## SET EXERCISE
Omit the pictures and output every entry below exactly as written.

## ENTRIES
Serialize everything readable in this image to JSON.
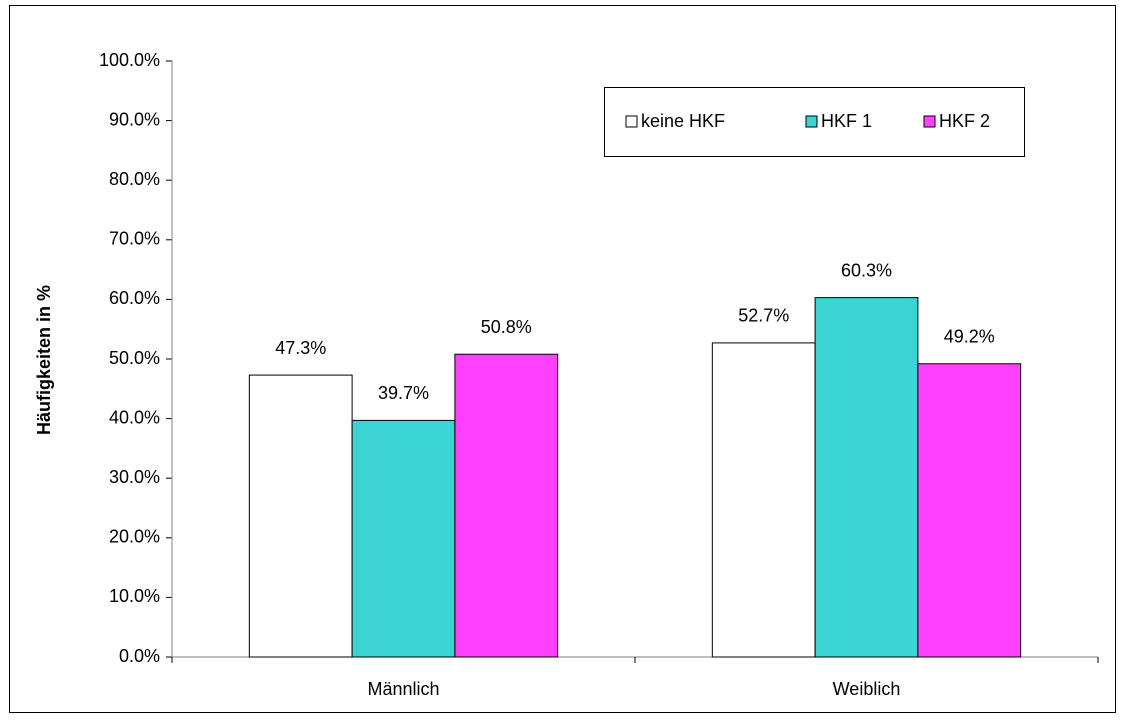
{
  "chart_data": {
    "type": "bar",
    "y_label": "Häufigkeiten in %",
    "categories": [
      "Männlich",
      "Weiblich"
    ],
    "series": [
      {
        "name": "keine HKF",
        "color": "#ffffff",
        "values": [
          47.3,
          52.7
        ],
        "value_labels": [
          "47.3%",
          "52.7%"
        ]
      },
      {
        "name": "HKF 1",
        "color": "#3ad4d4",
        "values": [
          39.7,
          60.3
        ],
        "value_labels": [
          "39.7%",
          "60.3%"
        ]
      },
      {
        "name": "HKF 2",
        "color": "#ff40ff",
        "values": [
          50.8,
          49.2
        ],
        "value_labels": [
          "50.8%",
          "49.2%"
        ]
      }
    ],
    "ylim": [
      0,
      100
    ],
    "yticks": [
      {
        "value": 0,
        "label": "0.0%"
      },
      {
        "value": 10,
        "label": "10.0%"
      },
      {
        "value": 20,
        "label": "20.0%"
      },
      {
        "value": 30,
        "label": "30.0%"
      },
      {
        "value": 40,
        "label": "40.0%"
      },
      {
        "value": 50,
        "label": "50.0%"
      },
      {
        "value": 60,
        "label": "60.0%"
      },
      {
        "value": 70,
        "label": "70.0%"
      },
      {
        "value": 80,
        "label": "80.0%"
      },
      {
        "value": 90,
        "label": "90.0%"
      },
      {
        "value": 100,
        "label": "100.0%"
      }
    ]
  }
}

## COMPLETED TASK
Serialize everything readable in this image to JSON.
{
  "chart_data": {
    "type": "bar",
    "y_label": "Häufigkeiten in %",
    "categories": [
      "Männlich",
      "Weiblich"
    ],
    "series": [
      {
        "name": "keine HKF",
        "color": "#ffffff",
        "values": [
          47.3,
          52.7
        ],
        "value_labels": [
          "47.3%",
          "52.7%"
        ]
      },
      {
        "name": "HKF 1",
        "color": "#3ad4d4",
        "values": [
          39.7,
          60.3
        ],
        "value_labels": [
          "39.7%",
          "60.3%"
        ]
      },
      {
        "name": "HKF 2",
        "color": "#ff40ff",
        "values": [
          50.8,
          49.2
        ],
        "value_labels": [
          "50.8%",
          "49.2%"
        ]
      }
    ],
    "ylim": [
      0,
      100
    ],
    "yticks": [
      {
        "value": 0,
        "label": "0.0%"
      },
      {
        "value": 10,
        "label": "10.0%"
      },
      {
        "value": 20,
        "label": "20.0%"
      },
      {
        "value": 30,
        "label": "30.0%"
      },
      {
        "value": 40,
        "label": "40.0%"
      },
      {
        "value": 50,
        "label": "50.0%"
      },
      {
        "value": 60,
        "label": "60.0%"
      },
      {
        "value": 70,
        "label": "70.0%"
      },
      {
        "value": 80,
        "label": "80.0%"
      },
      {
        "value": 90,
        "label": "90.0%"
      },
      {
        "value": 100,
        "label": "100.0%"
      }
    ]
  }
}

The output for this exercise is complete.